## RECORDS FOR THIS TASK
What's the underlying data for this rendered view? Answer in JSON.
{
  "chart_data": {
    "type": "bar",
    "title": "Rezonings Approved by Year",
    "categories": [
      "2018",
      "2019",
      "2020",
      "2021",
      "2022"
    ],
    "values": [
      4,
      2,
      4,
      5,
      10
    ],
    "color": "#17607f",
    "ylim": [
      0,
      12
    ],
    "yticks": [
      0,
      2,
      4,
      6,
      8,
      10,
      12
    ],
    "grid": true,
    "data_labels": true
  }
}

## WHAT YOU SHOULD DO
Retype all of the material above with every character intact.

## FINISHED TASK
What's the underlying data for this rendered view? Answer in JSON.
{
  "chart_data": {
    "type": "bar",
    "title": "Rezonings Approved by Year",
    "categories": [
      "2018",
      "2019",
      "2020",
      "2021",
      "2022"
    ],
    "values": [
      4,
      2,
      4,
      5,
      10
    ],
    "color": "#17607f",
    "ylim": [
      0,
      12
    ],
    "yticks": [
      0,
      2,
      4,
      6,
      8,
      10,
      12
    ],
    "grid": true,
    "data_labels": true
  }
}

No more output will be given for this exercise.